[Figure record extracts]

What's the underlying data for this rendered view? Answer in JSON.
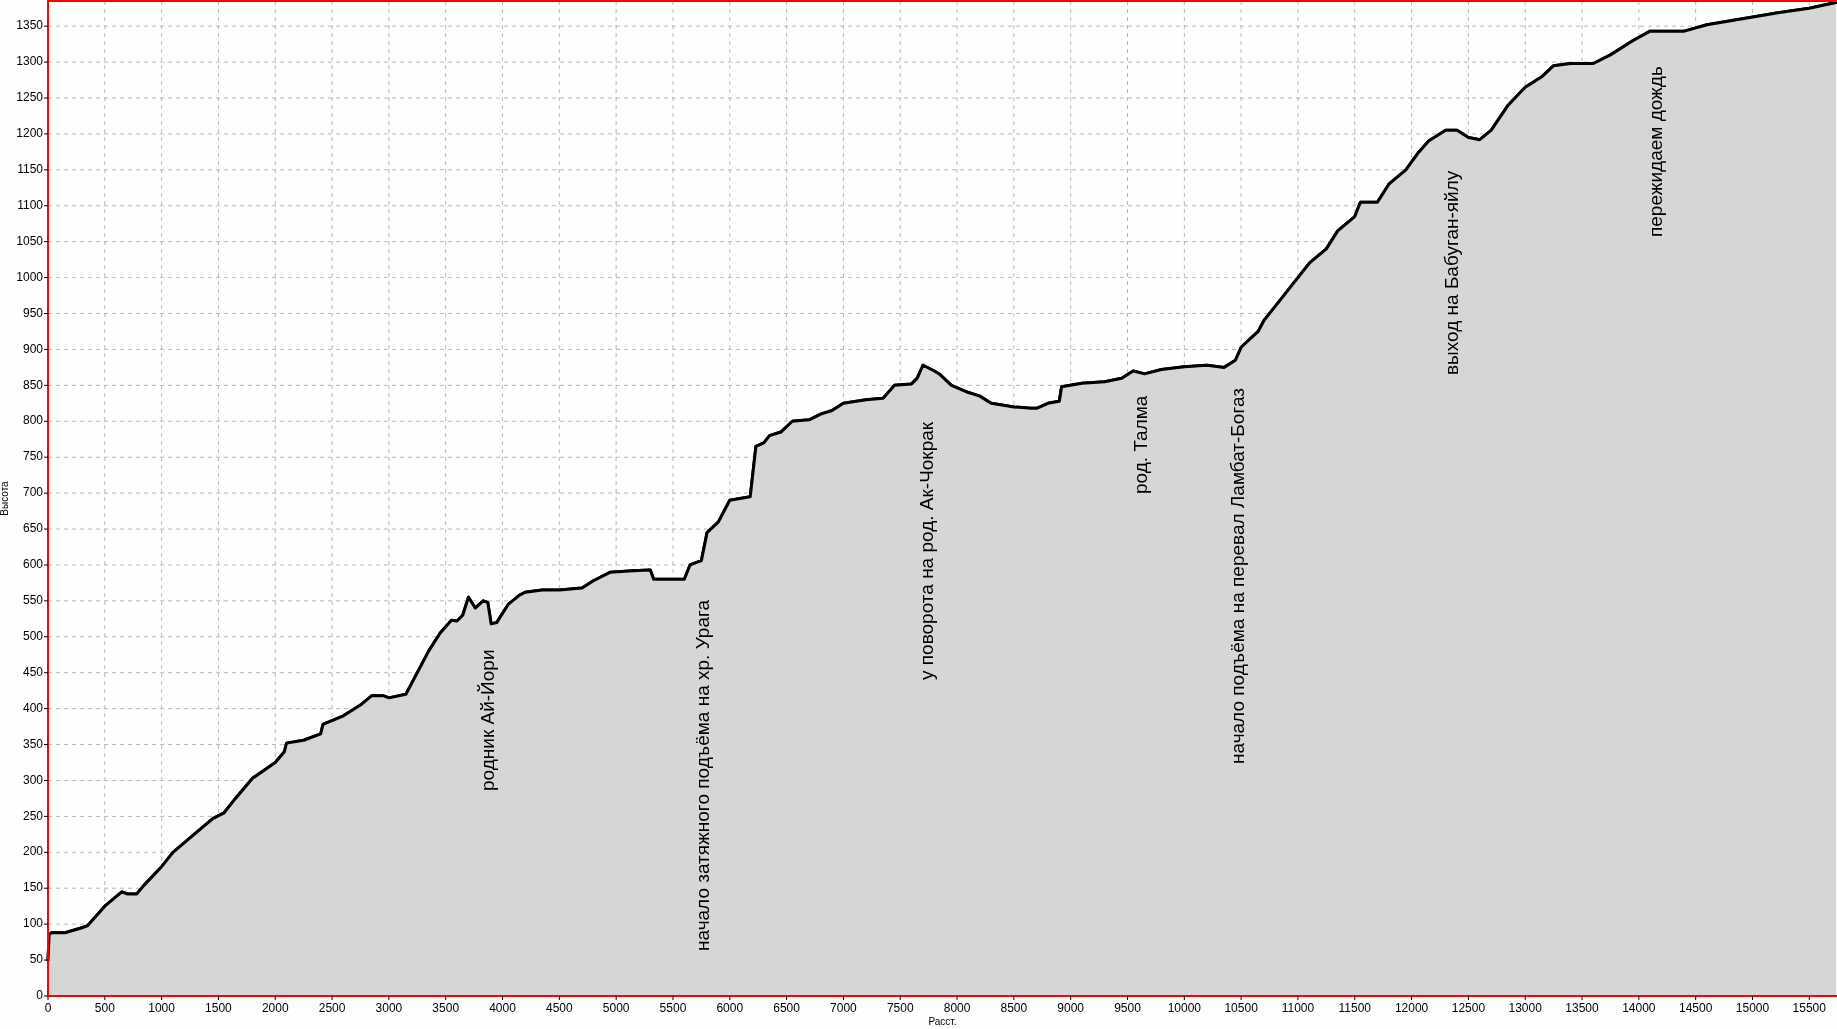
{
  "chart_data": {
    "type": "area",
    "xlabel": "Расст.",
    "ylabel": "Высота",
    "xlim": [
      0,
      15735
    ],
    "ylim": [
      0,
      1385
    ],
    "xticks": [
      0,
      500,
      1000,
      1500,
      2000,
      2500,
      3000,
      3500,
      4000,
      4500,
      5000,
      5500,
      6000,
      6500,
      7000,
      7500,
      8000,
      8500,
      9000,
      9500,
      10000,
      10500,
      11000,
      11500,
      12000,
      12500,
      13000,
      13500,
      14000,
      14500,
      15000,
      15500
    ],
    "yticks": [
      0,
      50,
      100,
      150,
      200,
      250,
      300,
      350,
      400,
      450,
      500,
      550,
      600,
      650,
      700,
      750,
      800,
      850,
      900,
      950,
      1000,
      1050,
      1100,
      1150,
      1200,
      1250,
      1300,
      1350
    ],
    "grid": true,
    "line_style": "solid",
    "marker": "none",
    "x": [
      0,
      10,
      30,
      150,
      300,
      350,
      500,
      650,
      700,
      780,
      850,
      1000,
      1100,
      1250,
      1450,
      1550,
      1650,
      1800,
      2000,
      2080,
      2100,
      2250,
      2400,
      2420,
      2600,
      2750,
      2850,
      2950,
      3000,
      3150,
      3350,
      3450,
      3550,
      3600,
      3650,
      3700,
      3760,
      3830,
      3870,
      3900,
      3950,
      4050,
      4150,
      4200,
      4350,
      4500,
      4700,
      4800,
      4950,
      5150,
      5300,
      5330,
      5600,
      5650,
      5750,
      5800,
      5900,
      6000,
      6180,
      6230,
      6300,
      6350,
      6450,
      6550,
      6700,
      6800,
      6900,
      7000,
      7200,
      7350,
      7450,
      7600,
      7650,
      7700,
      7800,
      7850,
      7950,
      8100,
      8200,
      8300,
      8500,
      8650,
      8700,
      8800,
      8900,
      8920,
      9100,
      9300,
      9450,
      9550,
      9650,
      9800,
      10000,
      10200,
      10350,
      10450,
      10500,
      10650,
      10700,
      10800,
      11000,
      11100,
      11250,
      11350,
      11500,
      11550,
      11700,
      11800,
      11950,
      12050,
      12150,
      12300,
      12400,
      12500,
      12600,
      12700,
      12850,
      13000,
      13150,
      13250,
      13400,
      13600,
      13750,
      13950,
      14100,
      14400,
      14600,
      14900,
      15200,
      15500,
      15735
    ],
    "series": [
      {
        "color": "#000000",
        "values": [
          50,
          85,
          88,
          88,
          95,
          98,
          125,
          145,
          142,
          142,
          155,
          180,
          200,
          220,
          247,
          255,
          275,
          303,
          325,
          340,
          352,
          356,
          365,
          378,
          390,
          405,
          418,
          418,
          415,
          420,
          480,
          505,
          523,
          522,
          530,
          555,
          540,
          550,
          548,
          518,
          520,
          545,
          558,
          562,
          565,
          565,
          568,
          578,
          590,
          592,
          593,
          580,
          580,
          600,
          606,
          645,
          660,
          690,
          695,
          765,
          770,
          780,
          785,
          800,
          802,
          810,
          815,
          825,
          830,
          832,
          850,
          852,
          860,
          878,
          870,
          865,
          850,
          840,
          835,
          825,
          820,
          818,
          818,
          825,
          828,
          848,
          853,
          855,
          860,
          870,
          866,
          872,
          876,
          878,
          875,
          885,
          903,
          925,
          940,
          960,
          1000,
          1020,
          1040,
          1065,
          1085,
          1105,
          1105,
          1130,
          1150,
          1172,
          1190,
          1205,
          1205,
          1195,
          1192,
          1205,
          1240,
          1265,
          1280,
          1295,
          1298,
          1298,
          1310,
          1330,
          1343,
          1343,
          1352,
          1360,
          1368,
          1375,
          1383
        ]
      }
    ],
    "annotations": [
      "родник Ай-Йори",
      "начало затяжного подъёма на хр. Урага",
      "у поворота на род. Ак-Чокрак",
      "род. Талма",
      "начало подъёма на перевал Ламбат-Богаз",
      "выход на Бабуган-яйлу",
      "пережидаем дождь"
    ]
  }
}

==

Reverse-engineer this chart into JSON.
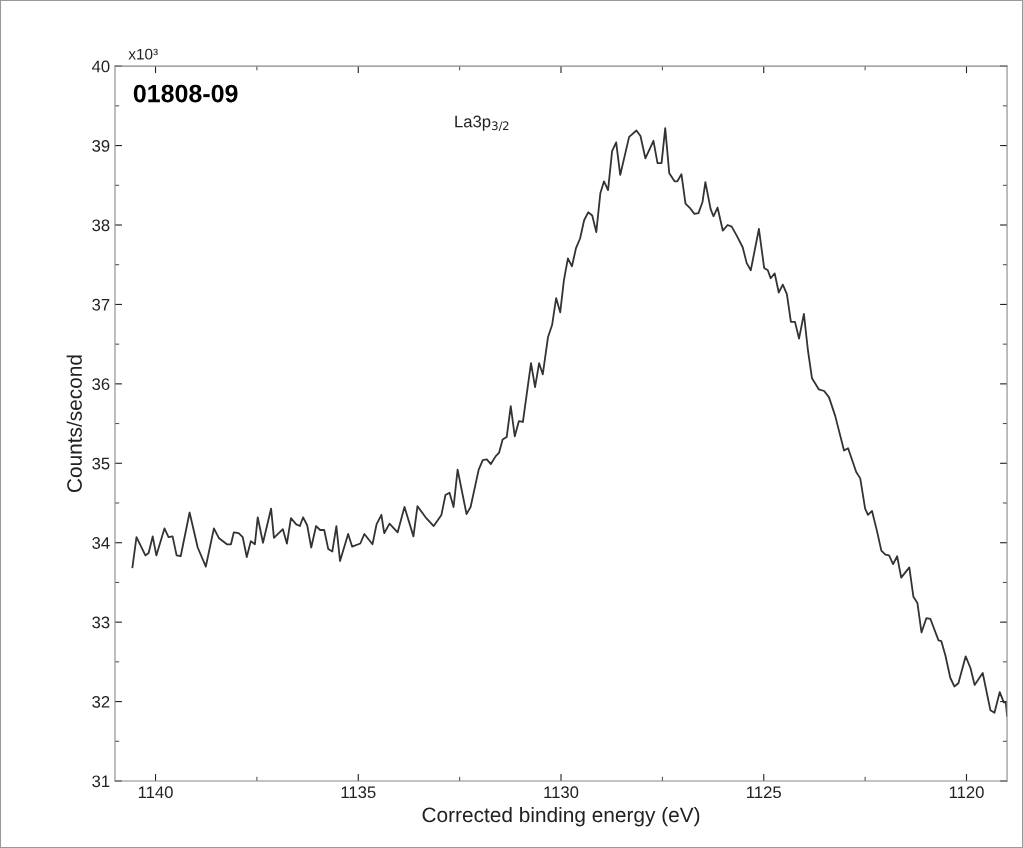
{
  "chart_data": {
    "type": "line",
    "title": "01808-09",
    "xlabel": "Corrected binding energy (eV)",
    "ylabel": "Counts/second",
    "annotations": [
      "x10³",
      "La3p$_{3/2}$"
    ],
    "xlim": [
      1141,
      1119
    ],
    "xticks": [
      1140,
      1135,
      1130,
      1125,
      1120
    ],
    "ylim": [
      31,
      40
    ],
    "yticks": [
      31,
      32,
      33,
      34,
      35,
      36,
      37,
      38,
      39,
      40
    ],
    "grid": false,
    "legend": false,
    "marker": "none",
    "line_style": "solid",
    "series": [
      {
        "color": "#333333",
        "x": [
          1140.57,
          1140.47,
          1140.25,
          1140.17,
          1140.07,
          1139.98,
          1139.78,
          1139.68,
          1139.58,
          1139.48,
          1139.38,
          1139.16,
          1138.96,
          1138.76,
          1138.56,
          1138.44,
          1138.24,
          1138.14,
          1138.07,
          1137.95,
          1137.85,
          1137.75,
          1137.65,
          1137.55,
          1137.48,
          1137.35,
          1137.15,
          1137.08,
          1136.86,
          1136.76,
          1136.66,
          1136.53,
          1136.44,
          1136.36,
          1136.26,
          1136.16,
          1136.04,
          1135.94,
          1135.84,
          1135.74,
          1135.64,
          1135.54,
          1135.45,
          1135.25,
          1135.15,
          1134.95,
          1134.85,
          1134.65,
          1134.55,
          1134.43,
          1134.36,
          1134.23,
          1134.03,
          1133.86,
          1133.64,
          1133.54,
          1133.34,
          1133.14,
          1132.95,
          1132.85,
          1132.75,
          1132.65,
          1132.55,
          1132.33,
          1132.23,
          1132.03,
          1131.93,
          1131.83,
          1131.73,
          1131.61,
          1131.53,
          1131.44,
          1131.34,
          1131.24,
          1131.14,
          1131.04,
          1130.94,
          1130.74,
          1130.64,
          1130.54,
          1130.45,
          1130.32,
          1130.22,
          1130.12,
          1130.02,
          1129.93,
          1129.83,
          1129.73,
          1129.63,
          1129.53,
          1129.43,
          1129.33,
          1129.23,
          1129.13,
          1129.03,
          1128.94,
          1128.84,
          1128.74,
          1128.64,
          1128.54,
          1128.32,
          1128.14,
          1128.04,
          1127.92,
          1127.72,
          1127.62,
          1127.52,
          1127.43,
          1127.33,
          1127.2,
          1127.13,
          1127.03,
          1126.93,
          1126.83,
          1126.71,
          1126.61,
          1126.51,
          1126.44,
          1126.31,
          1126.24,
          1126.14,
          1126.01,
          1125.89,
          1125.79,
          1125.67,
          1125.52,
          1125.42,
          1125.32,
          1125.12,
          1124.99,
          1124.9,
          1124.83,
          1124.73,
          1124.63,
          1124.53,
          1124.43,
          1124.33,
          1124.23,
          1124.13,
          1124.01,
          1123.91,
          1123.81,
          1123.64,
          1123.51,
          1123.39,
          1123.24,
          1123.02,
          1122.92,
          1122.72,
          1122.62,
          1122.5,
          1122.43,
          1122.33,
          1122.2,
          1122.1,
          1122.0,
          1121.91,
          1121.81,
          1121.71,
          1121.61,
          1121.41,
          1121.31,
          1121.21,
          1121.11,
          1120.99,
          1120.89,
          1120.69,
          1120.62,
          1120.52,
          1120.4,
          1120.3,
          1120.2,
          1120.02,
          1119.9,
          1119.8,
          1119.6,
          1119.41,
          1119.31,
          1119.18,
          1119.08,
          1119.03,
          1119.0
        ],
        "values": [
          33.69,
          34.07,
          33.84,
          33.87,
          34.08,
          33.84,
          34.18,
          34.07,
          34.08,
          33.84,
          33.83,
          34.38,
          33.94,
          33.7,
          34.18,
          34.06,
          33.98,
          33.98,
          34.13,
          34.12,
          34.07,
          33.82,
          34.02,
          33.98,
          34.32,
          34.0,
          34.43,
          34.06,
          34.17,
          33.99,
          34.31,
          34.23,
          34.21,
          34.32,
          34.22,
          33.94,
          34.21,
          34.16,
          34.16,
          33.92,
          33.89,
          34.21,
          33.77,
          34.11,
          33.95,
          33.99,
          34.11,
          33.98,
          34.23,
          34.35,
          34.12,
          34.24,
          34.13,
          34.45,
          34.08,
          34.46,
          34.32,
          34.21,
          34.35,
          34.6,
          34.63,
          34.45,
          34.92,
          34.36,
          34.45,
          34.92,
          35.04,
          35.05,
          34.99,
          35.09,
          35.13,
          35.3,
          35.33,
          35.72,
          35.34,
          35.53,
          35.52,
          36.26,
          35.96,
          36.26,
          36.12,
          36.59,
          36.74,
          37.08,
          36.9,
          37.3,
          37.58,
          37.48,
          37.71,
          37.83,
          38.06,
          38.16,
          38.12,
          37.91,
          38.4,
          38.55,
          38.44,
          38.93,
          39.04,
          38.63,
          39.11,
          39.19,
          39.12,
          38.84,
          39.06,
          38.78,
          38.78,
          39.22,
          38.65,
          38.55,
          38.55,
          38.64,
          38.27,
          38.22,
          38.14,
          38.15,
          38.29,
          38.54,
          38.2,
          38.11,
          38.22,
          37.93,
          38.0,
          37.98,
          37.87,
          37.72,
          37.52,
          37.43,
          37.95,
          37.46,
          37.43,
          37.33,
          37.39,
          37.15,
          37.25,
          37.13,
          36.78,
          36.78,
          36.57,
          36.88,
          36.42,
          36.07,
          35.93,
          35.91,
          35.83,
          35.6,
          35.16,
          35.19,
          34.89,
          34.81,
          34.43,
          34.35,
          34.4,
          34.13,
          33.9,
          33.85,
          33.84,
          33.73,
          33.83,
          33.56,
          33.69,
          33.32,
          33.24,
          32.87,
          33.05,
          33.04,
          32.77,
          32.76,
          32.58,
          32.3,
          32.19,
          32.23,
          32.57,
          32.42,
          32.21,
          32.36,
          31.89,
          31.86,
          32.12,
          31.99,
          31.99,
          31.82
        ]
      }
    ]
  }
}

---

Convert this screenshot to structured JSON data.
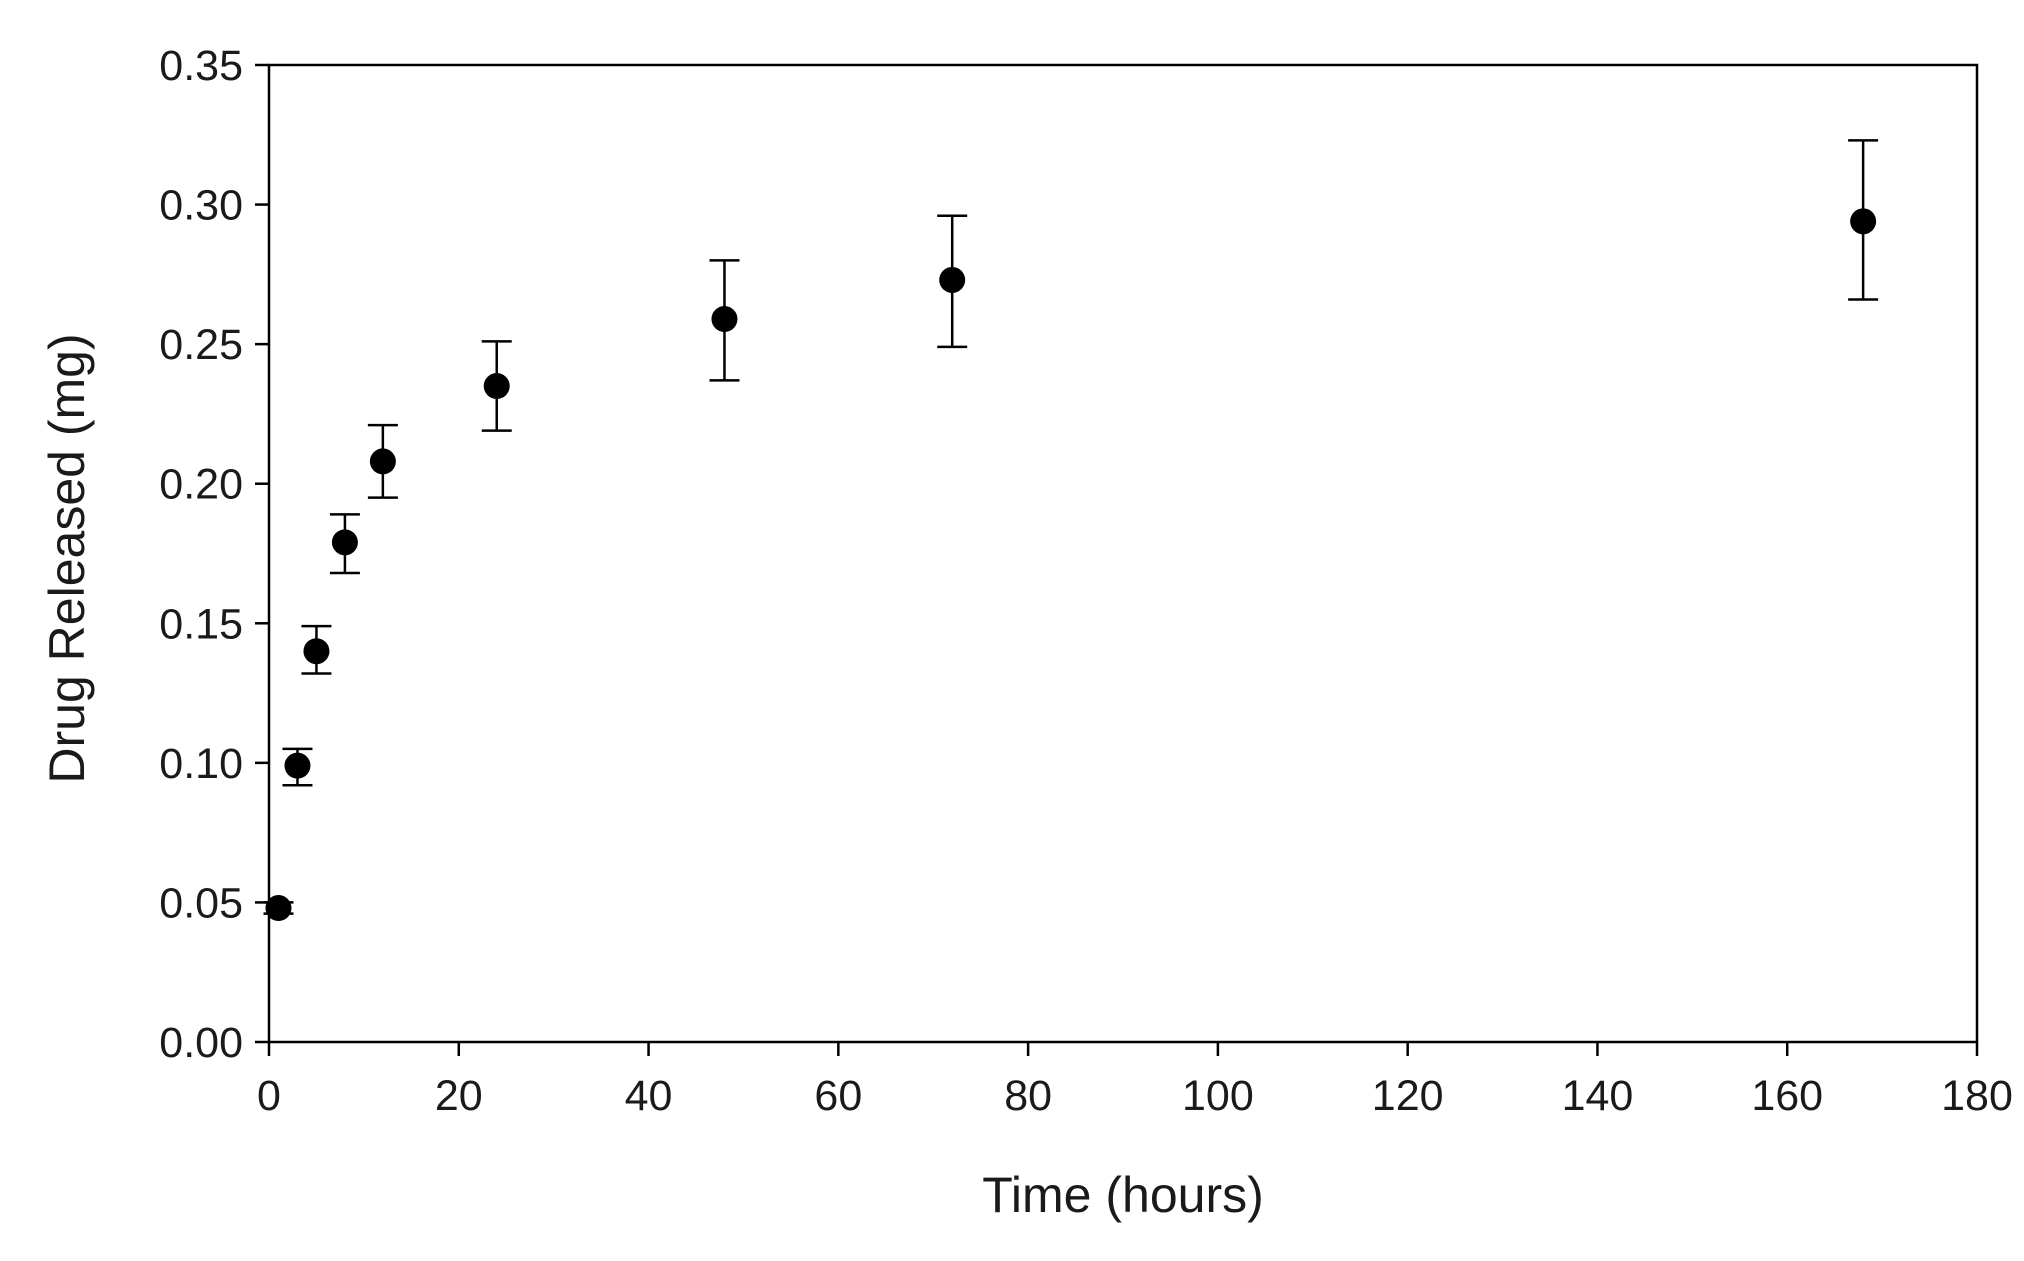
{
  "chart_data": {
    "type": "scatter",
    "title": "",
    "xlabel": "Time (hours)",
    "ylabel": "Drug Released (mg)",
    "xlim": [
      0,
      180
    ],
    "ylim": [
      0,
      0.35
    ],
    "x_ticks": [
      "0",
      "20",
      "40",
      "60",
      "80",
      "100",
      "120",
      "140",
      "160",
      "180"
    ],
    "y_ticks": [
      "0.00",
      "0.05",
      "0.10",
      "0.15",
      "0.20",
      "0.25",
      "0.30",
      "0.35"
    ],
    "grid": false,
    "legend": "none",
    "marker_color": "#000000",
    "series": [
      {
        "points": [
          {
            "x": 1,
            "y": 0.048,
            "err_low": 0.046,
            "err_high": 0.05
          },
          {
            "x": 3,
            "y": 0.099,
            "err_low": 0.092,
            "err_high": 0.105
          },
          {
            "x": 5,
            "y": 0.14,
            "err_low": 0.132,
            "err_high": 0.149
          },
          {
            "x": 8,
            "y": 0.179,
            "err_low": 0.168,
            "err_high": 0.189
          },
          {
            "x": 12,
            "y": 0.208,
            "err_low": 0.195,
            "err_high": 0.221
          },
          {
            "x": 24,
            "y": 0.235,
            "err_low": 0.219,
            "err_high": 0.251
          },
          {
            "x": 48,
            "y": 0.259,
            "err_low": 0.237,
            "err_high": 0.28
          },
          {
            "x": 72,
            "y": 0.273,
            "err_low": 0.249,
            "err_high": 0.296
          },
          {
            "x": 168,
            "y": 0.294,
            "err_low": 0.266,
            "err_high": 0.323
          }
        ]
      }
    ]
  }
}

INSTRUCTIONS TO FOLLOW: Show, from the material above, each line that includes the string "this".

ANSWER FOR THE TASK:
What's the underlying data for this rendered view? Answer in JSON.
Reverse-engineer this chart into JSON.
Convert this screenshot to structured JSON data.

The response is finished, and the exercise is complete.